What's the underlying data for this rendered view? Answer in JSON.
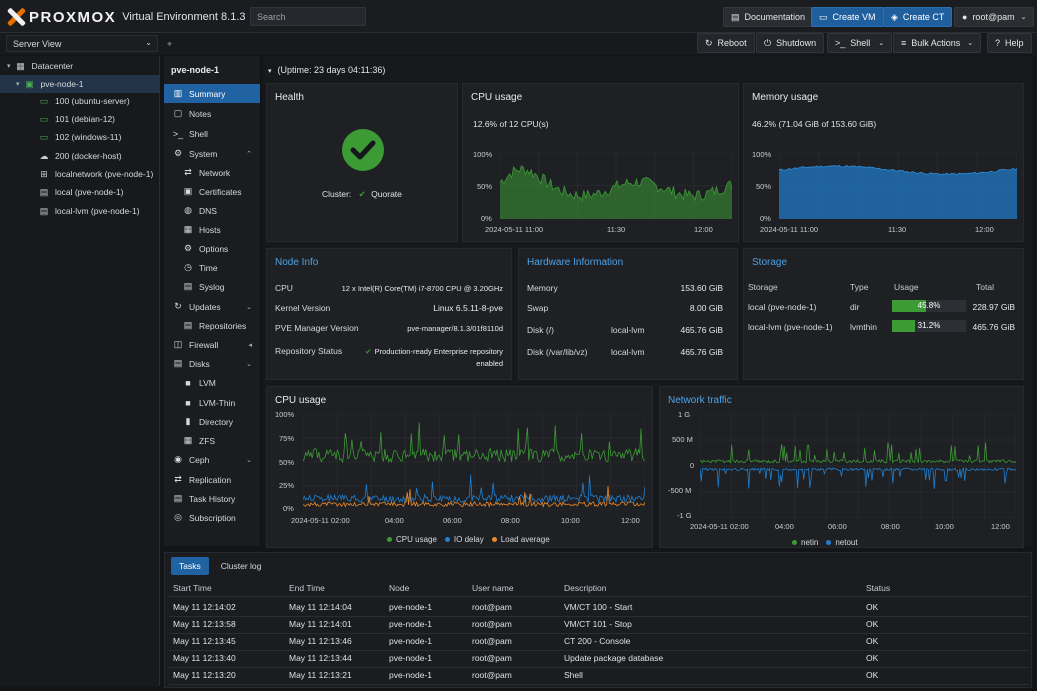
{
  "header": {
    "brand": "PROXMOX",
    "product": "Virtual Environment 8.1.3",
    "search_placeholder": "Search",
    "documentation": "Documentation",
    "create_vm": "Create VM",
    "create_ct": "Create CT",
    "user": "root@pam"
  },
  "toolbar": {
    "server_view": "Server View",
    "reboot": "Reboot",
    "shutdown": "Shutdown",
    "shell": "Shell",
    "bulk_actions": "Bulk Actions",
    "help": "Help"
  },
  "tree": [
    {
      "label": "Datacenter",
      "icon": "datacenter-icon"
    },
    {
      "label": "pve-node-1",
      "icon": "node-icon"
    },
    {
      "label": "100 (ubuntu-server)",
      "icon": "vm-icon"
    },
    {
      "label": "101 (debian-12)",
      "icon": "vm-icon"
    },
    {
      "label": "102 (windows-11)",
      "icon": "vm-icon"
    },
    {
      "label": "200 (docker-host)",
      "icon": "container-icon"
    },
    {
      "label": "localnetwork (pve-node-1)",
      "icon": "network-icon"
    },
    {
      "label": "local (pve-node-1)",
      "icon": "storage-icon"
    },
    {
      "label": "local-lvm (pve-node-1)",
      "icon": "storage-icon"
    }
  ],
  "node_nav": {
    "title": "pve-node-1",
    "items": [
      "Summary",
      "Notes",
      "Shell",
      "System",
      "Network",
      "Certificates",
      "DNS",
      "Hosts",
      "Options",
      "Time",
      "Syslog",
      "Updates",
      "Repositories",
      "Firewall",
      "Disks",
      "LVM",
      "LVM-Thin",
      "Directory",
      "ZFS",
      "Ceph",
      "Replication",
      "Task History",
      "Subscription"
    ]
  },
  "uptime": "(Uptime: 23 days 04:11:36)",
  "health": {
    "title": "Health",
    "cluster_label": "Cluster:",
    "cluster_status": "Quorate"
  },
  "cpu_small": {
    "title": "CPU usage",
    "summary": "12.6% of 12 CPU(s)",
    "yticks": [
      "100%",
      "50%",
      "0%"
    ],
    "xticks": [
      "2024-05-11 11:00",
      "11:30",
      "12:00"
    ]
  },
  "mem_small": {
    "title": "Memory usage",
    "summary": "46.2% (71.04 GiB of 153.60 GiB)",
    "yticks": [
      "100%",
      "50%",
      "0%"
    ],
    "xticks": [
      "2024-05-11 11:00",
      "11:30",
      "12:00"
    ]
  },
  "node_info": {
    "title": "Node Info",
    "rows": [
      {
        "label": "CPU",
        "value": "12 x Intel(R) Core(TM) i7-8700 CPU @ 3.20GHz"
      },
      {
        "label": "Kernel Version",
        "value": "Linux 6.5.11-8-pve"
      },
      {
        "label": "PVE Manager Version",
        "value": "pve-manager/8.1.3/01f8110d"
      },
      {
        "label": "Repository Status",
        "value": "Production-ready Enterprise repository",
        "value2": "enabled"
      }
    ]
  },
  "hardware": {
    "title": "Hardware Information",
    "rows": [
      {
        "label": "Memory",
        "mid": "",
        "value": "153.60 GiB"
      },
      {
        "label": "Swap",
        "mid": "",
        "value": "8.00 GiB"
      },
      {
        "label": "Disk (/)",
        "mid": "local-lvm",
        "value": "465.76 GiB"
      },
      {
        "label": "Disk (/var/lib/vz)",
        "mid": "local-lvm",
        "value": "465.76 GiB"
      }
    ]
  },
  "storage": {
    "title": "Storage",
    "headers": [
      "Storage",
      "Type",
      "Usage",
      "Total"
    ],
    "rows": [
      {
        "name": "local (pve-node-1)",
        "type": "dir",
        "usage": "45.8%",
        "usage_frac": 0.458,
        "total": "228.97 GiB"
      },
      {
        "name": "local-lvm (pve-node-1)",
        "type": "lvmthin",
        "usage": "31.2%",
        "usage_frac": 0.312,
        "total": "465.76 GiB"
      }
    ]
  },
  "cpu_big": {
    "title": "CPU usage",
    "yticks": [
      "100%",
      "75%",
      "50%",
      "25%",
      "0%"
    ],
    "xticks": [
      "2024-05-11 02:00",
      "04:00",
      "06:00",
      "08:00",
      "10:00",
      "12:00"
    ],
    "legend": [
      "CPU usage",
      "IO delay",
      "Load average"
    ]
  },
  "net": {
    "title": "Network traffic",
    "yticks": [
      "1 G",
      "500 M",
      "0",
      "-500 M",
      "-1 G"
    ],
    "xticks": [
      "2024-05-11 02:00",
      "04:00",
      "06:00",
      "08:00",
      "10:00",
      "12:00"
    ],
    "legend": [
      "netin",
      "netout"
    ]
  },
  "colors": {
    "green": "#3d9b36",
    "blue": "#1f7fd0",
    "orange": "#e8892a",
    "accent": "#2162a3"
  },
  "tasks": {
    "tabs": [
      "Tasks",
      "Cluster log"
    ],
    "headers": [
      "Start Time",
      "End Time",
      "Node",
      "User name",
      "Description",
      "Status"
    ],
    "rows": [
      [
        "May 11 12:14:02",
        "May 11 12:14:04",
        "pve-node-1",
        "root@pam",
        "VM/CT 100 - Start",
        "OK"
      ],
      [
        "May 11 12:13:58",
        "May 11 12:14:01",
        "pve-node-1",
        "root@pam",
        "VM/CT 101 - Stop",
        "OK"
      ],
      [
        "May 11 12:13:45",
        "May 11 12:13:46",
        "pve-node-1",
        "root@pam",
        "CT 200 - Console",
        "OK"
      ],
      [
        "May 11 12:13:40",
        "May 11 12:13:44",
        "pve-node-1",
        "root@pam",
        "Update package database",
        "OK"
      ],
      [
        "May 11 12:13:20",
        "May 11 12:13:21",
        "pve-node-1",
        "root@pam",
        "Shell",
        "OK"
      ]
    ]
  }
}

· · · · · · ·

_PROBLEM DETAILS_
Go through the entries above and print each one exactly, minus the pictures.

_WRITTEN ANSWER_
What's the underlying data for this rendered view? Answer in JSON.
{
  "header": {
    "brand": "PROXMOX",
    "product": "Virtual Environment 8.1.3",
    "search_placeholder": "Search",
    "documentation": "Documentation",
    "create_vm": "Create VM",
    "create_ct": "Create CT",
    "user": "root@pam"
  },
  "toolbar": {
    "server_view": "Server View",
    "reboot": "Reboot",
    "shutdown": "Shutdown",
    "shell": "Shell",
    "bulk_actions": "Bulk Actions",
    "help": "Help"
  },
  "tree": [
    {
      "label": "Datacenter",
      "icon": "datacenter-icon"
    },
    {
      "label": "pve-node-1",
      "icon": "node-icon"
    },
    {
      "label": "100 (ubuntu-server)",
      "icon": "vm-icon"
    },
    {
      "label": "101 (debian-12)",
      "icon": "vm-icon"
    },
    {
      "label": "102 (windows-11)",
      "icon": "vm-icon"
    },
    {
      "label": "200 (docker-host)",
      "icon": "container-icon"
    },
    {
      "label": "localnetwork (pve-node-1)",
      "icon": "network-icon"
    },
    {
      "label": "local (pve-node-1)",
      "icon": "storage-icon"
    },
    {
      "label": "local-lvm (pve-node-1)",
      "icon": "storage-icon"
    }
  ],
  "node_nav": {
    "title": "pve-node-1",
    "items": [
      "Summary",
      "Notes",
      "Shell",
      "System",
      "Network",
      "Certificates",
      "DNS",
      "Hosts",
      "Options",
      "Time",
      "Syslog",
      "Updates",
      "Repositories",
      "Firewall",
      "Disks",
      "LVM",
      "LVM-Thin",
      "Directory",
      "ZFS",
      "Ceph",
      "Replication",
      "Task History",
      "Subscription"
    ]
  },
  "uptime": "(Uptime: 23 days 04:11:36)",
  "health": {
    "title": "Health",
    "cluster_label": "Cluster:",
    "cluster_status": "Quorate"
  },
  "cpu_small": {
    "title": "CPU usage",
    "summary": "12.6% of 12 CPU(s)",
    "yticks": [
      "100%",
      "50%",
      "0%"
    ],
    "xticks": [
      "2024-05-11 11:00",
      "11:30",
      "12:00"
    ]
  },
  "mem_small": {
    "title": "Memory usage",
    "summary": "46.2% (71.04 GiB of 153.60 GiB)",
    "yticks": [
      "100%",
      "50%",
      "0%"
    ],
    "xticks": [
      "2024-05-11 11:00",
      "11:30",
      "12:00"
    ]
  },
  "node_info": {
    "title": "Node Info",
    "rows": [
      {
        "label": "CPU",
        "value": "12 x Intel(R) Core(TM) i7-8700 CPU @ 3.20GHz"
      },
      {
        "label": "Kernel Version",
        "value": "Linux 6.5.11-8-pve"
      },
      {
        "label": "PVE Manager Version",
        "value": "pve-manager/8.1.3/01f8110d"
      },
      {
        "label": "Repository Status",
        "value": "Production-ready Enterprise repository",
        "value2": "enabled"
      }
    ]
  },
  "hardware": {
    "title": "Hardware Information",
    "rows": [
      {
        "label": "Memory",
        "mid": "",
        "value": "153.60 GiB"
      },
      {
        "label": "Swap",
        "mid": "",
        "value": "8.00 GiB"
      },
      {
        "label": "Disk (/)",
        "mid": "local-lvm",
        "value": "465.76 GiB"
      },
      {
        "label": "Disk (/var/lib/vz)",
        "mid": "local-lvm",
        "value": "465.76 GiB"
      }
    ]
  },
  "storage": {
    "title": "Storage",
    "headers": [
      "Storage",
      "Type",
      "Usage",
      "Total"
    ],
    "rows": [
      {
        "name": "local (pve-node-1)",
        "type": "dir",
        "usage": "45.8%",
        "usage_frac": 0.458,
        "total": "228.97 GiB"
      },
      {
        "name": "local-lvm (pve-node-1)",
        "type": "lvmthin",
        "usage": "31.2%",
        "usage_frac": 0.312,
        "total": "465.76 GiB"
      }
    ]
  },
  "cpu_big": {
    "title": "CPU usage",
    "yticks": [
      "100%",
      "75%",
      "50%",
      "25%",
      "0%"
    ],
    "xticks": [
      "2024-05-11 02:00",
      "04:00",
      "06:00",
      "08:00",
      "10:00",
      "12:00"
    ],
    "legend": [
      "CPU usage",
      "IO delay",
      "Load average"
    ]
  },
  "net": {
    "title": "Network traffic",
    "yticks": [
      "1 G",
      "500 M",
      "0",
      "-500 M",
      "-1 G"
    ],
    "xticks": [
      "2024-05-11 02:00",
      "04:00",
      "06:00",
      "08:00",
      "10:00",
      "12:00"
    ],
    "legend": [
      "netin",
      "netout"
    ]
  },
  "colors": {
    "green": "#3d9b36",
    "blue": "#1f7fd0",
    "orange": "#e8892a",
    "accent": "#2162a3"
  },
  "tasks": {
    "tabs": [
      "Tasks",
      "Cluster log"
    ],
    "headers": [
      "Start Time",
      "End Time",
      "Node",
      "User name",
      "Description",
      "Status"
    ],
    "rows": [
      [
        "May 11 12:14:02",
        "May 11 12:14:04",
        "pve-node-1",
        "root@pam",
        "VM/CT 100 - Start",
        "OK"
      ],
      [
        "May 11 12:13:58",
        "May 11 12:14:01",
        "pve-node-1",
        "root@pam",
        "VM/CT 101 - Stop",
        "OK"
      ],
      [
        "May 11 12:13:45",
        "May 11 12:13:46",
        "pve-node-1",
        "root@pam",
        "CT 200 - Console",
        "OK"
      ],
      [
        "May 11 12:13:40",
        "May 11 12:13:44",
        "pve-node-1",
        "root@pam",
        "Update package database",
        "OK"
      ],
      [
        "May 11 12:13:20",
        "May 11 12:13:21",
        "pve-node-1",
        "root@pam",
        "Shell",
        "OK"
      ]
    ]
  }
}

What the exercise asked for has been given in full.